**REQUIREMENTS:**
Are you able to retype all the records below exactly?
--- BEGIN ---
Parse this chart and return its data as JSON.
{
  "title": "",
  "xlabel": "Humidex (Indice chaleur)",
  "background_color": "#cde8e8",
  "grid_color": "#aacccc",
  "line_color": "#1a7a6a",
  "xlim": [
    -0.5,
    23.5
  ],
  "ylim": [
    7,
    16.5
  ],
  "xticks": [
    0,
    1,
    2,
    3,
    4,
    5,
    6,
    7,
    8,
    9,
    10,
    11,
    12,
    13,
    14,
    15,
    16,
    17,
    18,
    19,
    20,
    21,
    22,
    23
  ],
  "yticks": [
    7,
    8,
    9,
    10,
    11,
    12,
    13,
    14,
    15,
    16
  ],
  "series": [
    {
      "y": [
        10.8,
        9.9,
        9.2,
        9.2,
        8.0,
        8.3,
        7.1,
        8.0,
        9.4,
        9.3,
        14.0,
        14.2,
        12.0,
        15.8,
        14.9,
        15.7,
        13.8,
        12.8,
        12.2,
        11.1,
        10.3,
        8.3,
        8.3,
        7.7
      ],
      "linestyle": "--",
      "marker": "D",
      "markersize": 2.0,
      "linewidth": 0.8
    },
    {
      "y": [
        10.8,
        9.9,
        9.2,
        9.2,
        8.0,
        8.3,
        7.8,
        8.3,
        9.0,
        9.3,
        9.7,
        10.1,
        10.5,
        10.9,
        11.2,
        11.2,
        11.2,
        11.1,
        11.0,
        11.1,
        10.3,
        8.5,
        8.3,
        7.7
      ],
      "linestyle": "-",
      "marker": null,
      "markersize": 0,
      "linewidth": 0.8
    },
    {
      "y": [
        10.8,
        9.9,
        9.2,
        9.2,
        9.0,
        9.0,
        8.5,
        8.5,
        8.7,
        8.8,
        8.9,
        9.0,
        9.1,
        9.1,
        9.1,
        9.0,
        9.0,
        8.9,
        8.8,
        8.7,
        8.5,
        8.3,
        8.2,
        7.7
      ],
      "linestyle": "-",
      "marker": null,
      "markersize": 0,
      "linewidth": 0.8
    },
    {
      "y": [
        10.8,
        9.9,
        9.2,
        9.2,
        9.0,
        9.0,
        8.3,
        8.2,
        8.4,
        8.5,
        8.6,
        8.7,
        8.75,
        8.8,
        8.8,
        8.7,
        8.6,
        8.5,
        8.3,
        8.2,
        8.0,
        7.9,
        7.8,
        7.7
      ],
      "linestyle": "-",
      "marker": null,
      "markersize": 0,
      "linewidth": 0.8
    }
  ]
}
--- END ---
**EXPECTED OUTPUT:**
Parse this chart and return its data as JSON.
{
  "title": "",
  "xlabel": "Humidex (Indice chaleur)",
  "background_color": "#cde8e8",
  "grid_color": "#aacccc",
  "line_color": "#1a7a6a",
  "xlim": [
    -0.5,
    23.5
  ],
  "ylim": [
    7,
    16.5
  ],
  "xticks": [
    0,
    1,
    2,
    3,
    4,
    5,
    6,
    7,
    8,
    9,
    10,
    11,
    12,
    13,
    14,
    15,
    16,
    17,
    18,
    19,
    20,
    21,
    22,
    23
  ],
  "yticks": [
    7,
    8,
    9,
    10,
    11,
    12,
    13,
    14,
    15,
    16
  ],
  "series": [
    {
      "y": [
        10.8,
        9.9,
        9.2,
        9.2,
        8.0,
        8.3,
        7.1,
        8.0,
        9.4,
        9.3,
        14.0,
        14.2,
        12.0,
        15.8,
        14.9,
        15.7,
        13.8,
        12.8,
        12.2,
        11.1,
        10.3,
        8.3,
        8.3,
        7.7
      ],
      "linestyle": "--",
      "marker": "D",
      "markersize": 2.0,
      "linewidth": 0.8
    },
    {
      "y": [
        10.8,
        9.9,
        9.2,
        9.2,
        8.0,
        8.3,
        7.8,
        8.3,
        9.0,
        9.3,
        9.7,
        10.1,
        10.5,
        10.9,
        11.2,
        11.2,
        11.2,
        11.1,
        11.0,
        11.1,
        10.3,
        8.5,
        8.3,
        7.7
      ],
      "linestyle": "-",
      "marker": null,
      "markersize": 0,
      "linewidth": 0.8
    },
    {
      "y": [
        10.8,
        9.9,
        9.2,
        9.2,
        9.0,
        9.0,
        8.5,
        8.5,
        8.7,
        8.8,
        8.9,
        9.0,
        9.1,
        9.1,
        9.1,
        9.0,
        9.0,
        8.9,
        8.8,
        8.7,
        8.5,
        8.3,
        8.2,
        7.7
      ],
      "linestyle": "-",
      "marker": null,
      "markersize": 0,
      "linewidth": 0.8
    },
    {
      "y": [
        10.8,
        9.9,
        9.2,
        9.2,
        9.0,
        9.0,
        8.3,
        8.2,
        8.4,
        8.5,
        8.6,
        8.7,
        8.75,
        8.8,
        8.8,
        8.7,
        8.6,
        8.5,
        8.3,
        8.2,
        8.0,
        7.9,
        7.8,
        7.7
      ],
      "linestyle": "-",
      "marker": null,
      "markersize": 0,
      "linewidth": 0.8
    }
  ]
}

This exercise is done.